DIRECTIVE: Your task is to reproduce the material exactly.

EXCERPTED RECORDS:
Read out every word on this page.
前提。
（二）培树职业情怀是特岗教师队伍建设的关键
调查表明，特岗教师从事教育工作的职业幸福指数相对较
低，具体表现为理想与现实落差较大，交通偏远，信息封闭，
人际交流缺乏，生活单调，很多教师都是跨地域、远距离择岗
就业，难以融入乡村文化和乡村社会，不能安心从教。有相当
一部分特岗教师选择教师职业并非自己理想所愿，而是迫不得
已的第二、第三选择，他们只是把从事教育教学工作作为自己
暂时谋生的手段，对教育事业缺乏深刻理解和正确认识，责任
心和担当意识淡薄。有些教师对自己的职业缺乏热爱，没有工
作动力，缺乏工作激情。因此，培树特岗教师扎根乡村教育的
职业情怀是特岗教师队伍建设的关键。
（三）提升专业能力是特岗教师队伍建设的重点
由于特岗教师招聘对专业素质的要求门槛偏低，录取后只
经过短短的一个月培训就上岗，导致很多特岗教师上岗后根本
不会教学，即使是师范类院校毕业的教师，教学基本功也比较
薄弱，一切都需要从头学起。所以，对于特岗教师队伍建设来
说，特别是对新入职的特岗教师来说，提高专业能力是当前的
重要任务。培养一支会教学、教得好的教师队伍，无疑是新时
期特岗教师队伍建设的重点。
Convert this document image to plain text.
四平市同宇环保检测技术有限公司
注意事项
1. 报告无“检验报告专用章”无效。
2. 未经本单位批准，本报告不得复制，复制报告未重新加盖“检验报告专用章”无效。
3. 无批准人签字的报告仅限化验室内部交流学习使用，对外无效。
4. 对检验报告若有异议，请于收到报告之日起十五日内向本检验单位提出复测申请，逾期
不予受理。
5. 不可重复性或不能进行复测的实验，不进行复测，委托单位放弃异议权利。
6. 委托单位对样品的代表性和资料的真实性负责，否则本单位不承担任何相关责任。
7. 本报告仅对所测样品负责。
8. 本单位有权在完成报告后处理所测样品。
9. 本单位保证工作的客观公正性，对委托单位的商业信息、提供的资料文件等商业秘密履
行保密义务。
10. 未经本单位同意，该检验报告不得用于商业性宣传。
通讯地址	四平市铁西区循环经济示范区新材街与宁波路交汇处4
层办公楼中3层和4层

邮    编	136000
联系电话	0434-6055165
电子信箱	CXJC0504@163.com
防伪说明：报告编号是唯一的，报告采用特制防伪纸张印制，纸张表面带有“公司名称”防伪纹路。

EXERCISE RESPONSE:
Read out every word on this page.
前提。
（二）培树职业情怀是特岗教师队伍建设的关键
调查表明，特岗教师从事教育工作的职业幸福指数相对较
低，具体表现为理想与现实落差较大，交通偏远，信息封闭，
人际交流缺乏，生活单调，很多教师都是跨地域、远距离择岗
就业，难以融入乡村文化和乡村社会，不能安心从教。有相当
一部分特岗教师选择教师职业并非自己理想所愿，而是迫不得
已的第二、第三选择，他们只是把从事教育教学工作作为自己
暂时谋生的手段，对教育事业缺乏深刻理解和正确认识，责任
心和担当意识淡薄。有些教师对自己的职业缺乏热爱，没有工
作动力，缺乏工作激情。因此，培树特岗教师扎根乡村教育的
职业情怀是特岗教师队伍建设的关键。
（三）提升专业能力是特岗教师队伍建设的重点
由于特岗教师招聘对专业素质的要求门槛偏低，录取后只
经过短短的一个月培训就上岗，导致很多特岗教师上岗后根本
不会教学，即使是师范类院校毕业的教师，教学基本功也比较
薄弱，一切都需要从头学起。所以，对于特岗教师队伍建设来
说，特别是对新入职的特岗教师来说，提高专业能力是当前的
重要任务。培养一支会教学、教得好的教师队伍，无疑是新时
期特岗教师队伍建设的重点。
Convert this document image to plain text.
四平市同宇环保检测技术有限公司
注意事项
1. 报告无“检验报告专用章”无效。
2. 未经本单位批准，本报告不得复制，复制报告未重新加盖“检验报告专用章”无效。
3. 无批准人签字的报告仅限化验室内部交流学习使用，对外无效。
4. 对检验报告若有异议，请于收到报告之日起十五日内向本检验单位提出复测申请，逾期
不予受理。
5. 不可重复性或不能进行复测的实验，不进行复测，委托单位放弃异议权利。
6. 委托单位对样品的代表性和资料的真实性负责，否则本单位不承担任何相关责任。
7. 本报告仅对所测样品负责。
8. 本单位有权在完成报告后处理所测样品。
9. 本单位保证工作的客观公正性，对委托单位的商业信息、提供的资料文件等商业秘密履
行保密义务。
10. 未经本单位同意，该检验报告不得用于商业性宣传。
通讯地址	四平市铁西区循环经济示范区新材街与宁波路交汇处4
层办公楼中3层和4层

邮    编	136000
联系电话	0434-6055165
电子信箱	CXJC0504@163.com
防伪说明：报告编号是唯一的，报告采用特制防伪纸张印制，纸张表面带有“公司名称”防伪纹路。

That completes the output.